Repeat verbatim every line of the material, beginning at the line that holds "Extract the chart's" and ending at its last line.

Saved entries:
☆ ☆ ☆ ☆ ☆ ☆ ☆

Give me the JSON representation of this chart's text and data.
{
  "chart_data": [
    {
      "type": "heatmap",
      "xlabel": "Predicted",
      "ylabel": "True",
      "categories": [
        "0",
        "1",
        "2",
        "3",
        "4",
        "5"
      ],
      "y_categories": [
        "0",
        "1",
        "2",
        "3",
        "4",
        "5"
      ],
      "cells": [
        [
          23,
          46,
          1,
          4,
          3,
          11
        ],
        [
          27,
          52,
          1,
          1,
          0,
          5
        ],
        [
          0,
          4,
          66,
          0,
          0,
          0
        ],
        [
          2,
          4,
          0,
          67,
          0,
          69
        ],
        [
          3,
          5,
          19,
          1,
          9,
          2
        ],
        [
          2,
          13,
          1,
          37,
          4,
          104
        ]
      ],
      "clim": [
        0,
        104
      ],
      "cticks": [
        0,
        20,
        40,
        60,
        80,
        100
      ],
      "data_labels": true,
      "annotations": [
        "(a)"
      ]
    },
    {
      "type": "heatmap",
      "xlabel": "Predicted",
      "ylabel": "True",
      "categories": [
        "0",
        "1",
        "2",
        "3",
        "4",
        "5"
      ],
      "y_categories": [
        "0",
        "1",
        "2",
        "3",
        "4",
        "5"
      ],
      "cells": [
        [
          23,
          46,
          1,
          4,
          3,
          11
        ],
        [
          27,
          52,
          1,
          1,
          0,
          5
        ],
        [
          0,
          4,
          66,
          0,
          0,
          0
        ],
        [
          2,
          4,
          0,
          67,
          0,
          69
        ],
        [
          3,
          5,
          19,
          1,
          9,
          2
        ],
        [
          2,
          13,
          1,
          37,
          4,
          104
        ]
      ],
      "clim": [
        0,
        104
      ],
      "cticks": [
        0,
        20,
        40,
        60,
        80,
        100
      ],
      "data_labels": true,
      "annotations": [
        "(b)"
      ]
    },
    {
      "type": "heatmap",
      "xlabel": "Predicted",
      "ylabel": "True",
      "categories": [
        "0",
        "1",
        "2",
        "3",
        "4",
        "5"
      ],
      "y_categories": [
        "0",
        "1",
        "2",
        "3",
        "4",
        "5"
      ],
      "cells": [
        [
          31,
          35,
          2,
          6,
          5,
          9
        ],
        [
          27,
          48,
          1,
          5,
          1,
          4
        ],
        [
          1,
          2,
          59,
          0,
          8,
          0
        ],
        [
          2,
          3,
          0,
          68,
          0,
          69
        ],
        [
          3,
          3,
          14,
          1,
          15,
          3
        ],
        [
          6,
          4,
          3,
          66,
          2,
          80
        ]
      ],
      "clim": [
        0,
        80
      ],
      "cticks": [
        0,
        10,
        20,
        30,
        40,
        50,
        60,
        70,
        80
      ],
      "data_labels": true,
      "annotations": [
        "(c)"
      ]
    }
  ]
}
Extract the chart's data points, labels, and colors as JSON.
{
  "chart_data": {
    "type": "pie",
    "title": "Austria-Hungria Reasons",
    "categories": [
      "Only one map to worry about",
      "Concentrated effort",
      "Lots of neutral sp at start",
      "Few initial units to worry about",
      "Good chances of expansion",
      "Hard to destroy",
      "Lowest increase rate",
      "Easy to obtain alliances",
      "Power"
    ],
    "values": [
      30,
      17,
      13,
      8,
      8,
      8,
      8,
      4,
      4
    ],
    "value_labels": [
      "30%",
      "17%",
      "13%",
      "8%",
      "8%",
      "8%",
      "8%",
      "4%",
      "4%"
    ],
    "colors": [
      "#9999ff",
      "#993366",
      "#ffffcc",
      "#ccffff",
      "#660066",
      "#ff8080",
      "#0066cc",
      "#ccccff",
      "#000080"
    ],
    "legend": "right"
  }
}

☆ ☆ ☆ ☆ ☆ ☆ ☆

** ANSWER **
Extract the chart's data points, labels, and colors as JSON.
{
  "chart_data": {
    "type": "pie",
    "title": "Austria-Hungria Reasons",
    "categories": [
      "Only one map to worry about",
      "Concentrated effort",
      "Lots of neutral sp at start",
      "Few initial units to worry about",
      "Good chances of expansion",
      "Hard to destroy",
      "Lowest increase rate",
      "Easy to obtain alliances",
      "Power"
    ],
    "values": [
      30,
      17,
      13,
      8,
      8,
      8,
      8,
      4,
      4
    ],
    "value_labels": [
      "30%",
      "17%",
      "13%",
      "8%",
      "8%",
      "8%",
      "8%",
      "4%",
      "4%"
    ],
    "colors": [
      "#9999ff",
      "#993366",
      "#ffffcc",
      "#ccffff",
      "#660066",
      "#ff8080",
      "#0066cc",
      "#ccccff",
      "#000080"
    ],
    "legend": "right"
  }
}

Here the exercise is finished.